* Goal: Going through the material below, please gather all lines with the word "title" in them.
— Start Information supplied —
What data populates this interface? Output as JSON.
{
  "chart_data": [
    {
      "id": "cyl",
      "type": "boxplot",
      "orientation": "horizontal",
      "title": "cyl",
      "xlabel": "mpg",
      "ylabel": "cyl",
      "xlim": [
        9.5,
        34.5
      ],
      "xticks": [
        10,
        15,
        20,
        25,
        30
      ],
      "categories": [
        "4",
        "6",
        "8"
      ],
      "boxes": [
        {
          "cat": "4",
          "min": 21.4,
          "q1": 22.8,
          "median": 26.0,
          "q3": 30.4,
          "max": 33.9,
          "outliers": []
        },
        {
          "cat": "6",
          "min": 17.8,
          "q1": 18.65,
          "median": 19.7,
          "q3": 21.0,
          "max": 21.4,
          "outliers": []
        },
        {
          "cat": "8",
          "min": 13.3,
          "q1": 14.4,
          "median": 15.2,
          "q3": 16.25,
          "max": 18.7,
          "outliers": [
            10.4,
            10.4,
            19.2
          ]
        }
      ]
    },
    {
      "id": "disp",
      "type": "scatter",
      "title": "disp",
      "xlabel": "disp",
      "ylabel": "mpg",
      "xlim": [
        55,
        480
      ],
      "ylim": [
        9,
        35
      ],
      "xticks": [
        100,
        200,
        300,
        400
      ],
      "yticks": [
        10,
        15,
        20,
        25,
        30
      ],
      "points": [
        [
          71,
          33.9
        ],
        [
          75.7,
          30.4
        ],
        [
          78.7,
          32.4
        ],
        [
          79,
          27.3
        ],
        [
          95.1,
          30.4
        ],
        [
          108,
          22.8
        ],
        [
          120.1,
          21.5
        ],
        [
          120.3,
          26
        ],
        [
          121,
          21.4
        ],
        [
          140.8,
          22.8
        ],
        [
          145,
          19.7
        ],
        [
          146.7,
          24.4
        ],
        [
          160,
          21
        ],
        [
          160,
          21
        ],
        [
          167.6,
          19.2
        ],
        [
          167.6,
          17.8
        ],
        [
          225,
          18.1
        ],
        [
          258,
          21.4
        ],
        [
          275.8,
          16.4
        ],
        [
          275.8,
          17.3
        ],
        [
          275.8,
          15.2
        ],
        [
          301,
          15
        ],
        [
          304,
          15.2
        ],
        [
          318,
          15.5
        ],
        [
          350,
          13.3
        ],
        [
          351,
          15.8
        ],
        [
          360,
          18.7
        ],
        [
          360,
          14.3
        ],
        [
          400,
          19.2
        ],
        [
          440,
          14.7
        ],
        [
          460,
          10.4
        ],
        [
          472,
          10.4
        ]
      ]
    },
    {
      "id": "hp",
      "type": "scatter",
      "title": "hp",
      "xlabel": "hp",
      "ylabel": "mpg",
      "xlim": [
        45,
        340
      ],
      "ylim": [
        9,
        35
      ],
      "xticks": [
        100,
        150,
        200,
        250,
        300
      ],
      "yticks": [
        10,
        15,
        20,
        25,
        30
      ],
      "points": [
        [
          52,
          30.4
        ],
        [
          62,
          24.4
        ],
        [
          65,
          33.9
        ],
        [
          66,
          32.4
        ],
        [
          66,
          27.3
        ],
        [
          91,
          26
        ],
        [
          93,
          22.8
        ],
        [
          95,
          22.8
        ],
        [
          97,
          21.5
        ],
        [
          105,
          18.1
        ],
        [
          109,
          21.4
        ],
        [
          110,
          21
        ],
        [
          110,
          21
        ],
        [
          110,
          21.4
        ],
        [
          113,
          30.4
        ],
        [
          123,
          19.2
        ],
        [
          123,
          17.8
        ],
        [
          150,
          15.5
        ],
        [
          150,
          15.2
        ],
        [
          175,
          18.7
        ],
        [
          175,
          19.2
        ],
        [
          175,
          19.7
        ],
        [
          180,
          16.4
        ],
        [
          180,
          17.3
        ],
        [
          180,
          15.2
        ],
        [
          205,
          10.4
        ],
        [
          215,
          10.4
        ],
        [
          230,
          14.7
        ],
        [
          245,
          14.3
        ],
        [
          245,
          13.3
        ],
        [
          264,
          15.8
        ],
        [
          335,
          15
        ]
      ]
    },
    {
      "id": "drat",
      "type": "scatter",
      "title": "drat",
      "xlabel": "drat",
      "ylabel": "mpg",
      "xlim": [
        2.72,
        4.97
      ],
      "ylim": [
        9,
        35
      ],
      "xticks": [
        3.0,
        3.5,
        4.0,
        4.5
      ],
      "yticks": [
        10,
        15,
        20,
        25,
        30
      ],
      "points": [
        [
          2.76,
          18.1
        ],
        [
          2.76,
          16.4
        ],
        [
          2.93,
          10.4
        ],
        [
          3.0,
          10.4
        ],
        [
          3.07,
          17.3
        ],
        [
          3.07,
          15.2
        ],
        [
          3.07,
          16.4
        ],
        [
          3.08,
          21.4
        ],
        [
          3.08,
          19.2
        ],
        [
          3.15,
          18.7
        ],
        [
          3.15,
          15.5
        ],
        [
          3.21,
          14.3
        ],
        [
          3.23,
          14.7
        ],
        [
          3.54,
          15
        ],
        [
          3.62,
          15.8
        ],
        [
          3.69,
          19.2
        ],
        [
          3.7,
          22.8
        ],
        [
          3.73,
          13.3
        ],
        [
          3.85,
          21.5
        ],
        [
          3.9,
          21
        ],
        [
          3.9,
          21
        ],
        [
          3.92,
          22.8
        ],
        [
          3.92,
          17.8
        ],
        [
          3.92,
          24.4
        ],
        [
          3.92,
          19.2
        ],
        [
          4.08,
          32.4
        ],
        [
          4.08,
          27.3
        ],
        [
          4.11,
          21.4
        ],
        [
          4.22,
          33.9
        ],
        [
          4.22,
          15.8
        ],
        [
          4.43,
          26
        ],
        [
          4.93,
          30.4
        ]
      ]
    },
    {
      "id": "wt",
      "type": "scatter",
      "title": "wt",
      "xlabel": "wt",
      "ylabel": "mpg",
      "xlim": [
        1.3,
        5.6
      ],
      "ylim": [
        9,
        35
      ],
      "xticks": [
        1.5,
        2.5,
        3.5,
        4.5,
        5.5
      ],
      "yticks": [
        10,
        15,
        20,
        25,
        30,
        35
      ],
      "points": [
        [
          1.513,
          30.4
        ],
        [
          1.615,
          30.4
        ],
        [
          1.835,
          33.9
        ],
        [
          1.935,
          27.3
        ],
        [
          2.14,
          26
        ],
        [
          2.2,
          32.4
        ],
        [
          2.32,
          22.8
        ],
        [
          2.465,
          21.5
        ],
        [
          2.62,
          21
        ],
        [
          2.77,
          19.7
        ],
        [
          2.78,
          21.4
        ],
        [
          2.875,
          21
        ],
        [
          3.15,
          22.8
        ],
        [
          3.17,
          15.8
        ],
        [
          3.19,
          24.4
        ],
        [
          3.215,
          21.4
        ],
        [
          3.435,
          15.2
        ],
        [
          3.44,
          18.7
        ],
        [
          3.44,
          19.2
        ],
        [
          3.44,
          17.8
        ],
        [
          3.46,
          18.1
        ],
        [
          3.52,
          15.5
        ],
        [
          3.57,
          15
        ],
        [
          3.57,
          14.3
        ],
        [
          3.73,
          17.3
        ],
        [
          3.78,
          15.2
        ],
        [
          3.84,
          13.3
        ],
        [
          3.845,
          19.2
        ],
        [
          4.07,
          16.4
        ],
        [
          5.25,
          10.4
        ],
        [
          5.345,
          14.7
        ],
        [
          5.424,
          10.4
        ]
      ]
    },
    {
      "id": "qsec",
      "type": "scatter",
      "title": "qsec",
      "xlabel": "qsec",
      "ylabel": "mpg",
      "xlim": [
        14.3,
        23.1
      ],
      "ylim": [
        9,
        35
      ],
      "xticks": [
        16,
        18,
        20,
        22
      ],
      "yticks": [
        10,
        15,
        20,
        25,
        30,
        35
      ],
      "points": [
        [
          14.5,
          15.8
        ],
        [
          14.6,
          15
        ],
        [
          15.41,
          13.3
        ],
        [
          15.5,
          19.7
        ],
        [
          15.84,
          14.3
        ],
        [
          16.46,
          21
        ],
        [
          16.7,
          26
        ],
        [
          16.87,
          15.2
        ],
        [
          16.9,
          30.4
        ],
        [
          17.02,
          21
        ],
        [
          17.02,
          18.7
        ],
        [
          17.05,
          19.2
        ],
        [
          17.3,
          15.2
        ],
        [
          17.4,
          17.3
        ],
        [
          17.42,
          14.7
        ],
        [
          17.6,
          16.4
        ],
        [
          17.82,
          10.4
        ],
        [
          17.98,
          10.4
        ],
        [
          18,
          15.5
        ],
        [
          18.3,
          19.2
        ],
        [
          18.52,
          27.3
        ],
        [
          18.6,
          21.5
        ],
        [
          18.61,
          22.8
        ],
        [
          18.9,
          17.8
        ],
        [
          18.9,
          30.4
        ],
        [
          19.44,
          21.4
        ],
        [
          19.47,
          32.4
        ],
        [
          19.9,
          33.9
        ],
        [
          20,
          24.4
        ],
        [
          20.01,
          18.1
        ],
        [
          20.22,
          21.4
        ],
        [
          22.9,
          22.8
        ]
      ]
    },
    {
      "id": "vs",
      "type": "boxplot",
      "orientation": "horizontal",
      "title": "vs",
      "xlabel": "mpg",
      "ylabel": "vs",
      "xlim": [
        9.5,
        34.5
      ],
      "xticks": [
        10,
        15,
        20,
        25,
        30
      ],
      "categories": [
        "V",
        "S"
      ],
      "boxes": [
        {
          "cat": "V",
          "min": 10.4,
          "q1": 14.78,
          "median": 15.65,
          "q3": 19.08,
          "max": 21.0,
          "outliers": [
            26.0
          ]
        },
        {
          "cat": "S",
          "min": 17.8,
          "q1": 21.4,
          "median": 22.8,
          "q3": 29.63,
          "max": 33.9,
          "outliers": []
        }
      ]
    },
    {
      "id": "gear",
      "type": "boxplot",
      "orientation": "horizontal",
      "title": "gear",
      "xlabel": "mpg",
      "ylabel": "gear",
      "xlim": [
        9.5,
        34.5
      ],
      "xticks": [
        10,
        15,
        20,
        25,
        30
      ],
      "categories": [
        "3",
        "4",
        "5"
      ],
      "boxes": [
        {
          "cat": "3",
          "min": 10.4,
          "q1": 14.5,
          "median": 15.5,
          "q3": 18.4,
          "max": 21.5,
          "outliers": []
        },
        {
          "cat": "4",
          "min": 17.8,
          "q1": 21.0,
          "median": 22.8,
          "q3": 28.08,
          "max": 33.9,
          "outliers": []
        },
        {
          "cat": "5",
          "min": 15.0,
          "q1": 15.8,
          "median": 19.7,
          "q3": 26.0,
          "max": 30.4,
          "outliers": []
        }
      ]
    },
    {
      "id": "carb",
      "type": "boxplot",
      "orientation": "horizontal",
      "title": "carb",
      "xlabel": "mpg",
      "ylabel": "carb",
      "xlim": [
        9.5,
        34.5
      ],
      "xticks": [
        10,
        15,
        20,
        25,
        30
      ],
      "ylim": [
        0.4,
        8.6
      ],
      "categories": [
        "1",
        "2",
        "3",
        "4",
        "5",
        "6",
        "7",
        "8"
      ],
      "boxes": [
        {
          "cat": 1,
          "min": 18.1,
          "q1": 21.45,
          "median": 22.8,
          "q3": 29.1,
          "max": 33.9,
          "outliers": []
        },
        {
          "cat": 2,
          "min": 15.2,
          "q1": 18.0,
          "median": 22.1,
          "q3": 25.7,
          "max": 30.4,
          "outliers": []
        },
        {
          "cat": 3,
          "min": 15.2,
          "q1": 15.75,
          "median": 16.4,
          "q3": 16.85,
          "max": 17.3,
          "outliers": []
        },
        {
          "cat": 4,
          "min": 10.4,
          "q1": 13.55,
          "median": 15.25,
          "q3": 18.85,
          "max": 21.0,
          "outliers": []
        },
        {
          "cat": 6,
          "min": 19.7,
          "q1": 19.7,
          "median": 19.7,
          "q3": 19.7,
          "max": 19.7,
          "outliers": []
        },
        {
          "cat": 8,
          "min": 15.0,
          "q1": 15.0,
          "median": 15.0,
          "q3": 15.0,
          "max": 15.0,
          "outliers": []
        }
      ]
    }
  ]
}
— End Information supplied —
* Complete answer:
      "title": "cyl",
      "title": "disp",
      "title": "hp",
      "title": "drat",
      "title": "wt",
      "title": "qsec",
      "title": "vs",
      "title": "gear",
      "title": "carb",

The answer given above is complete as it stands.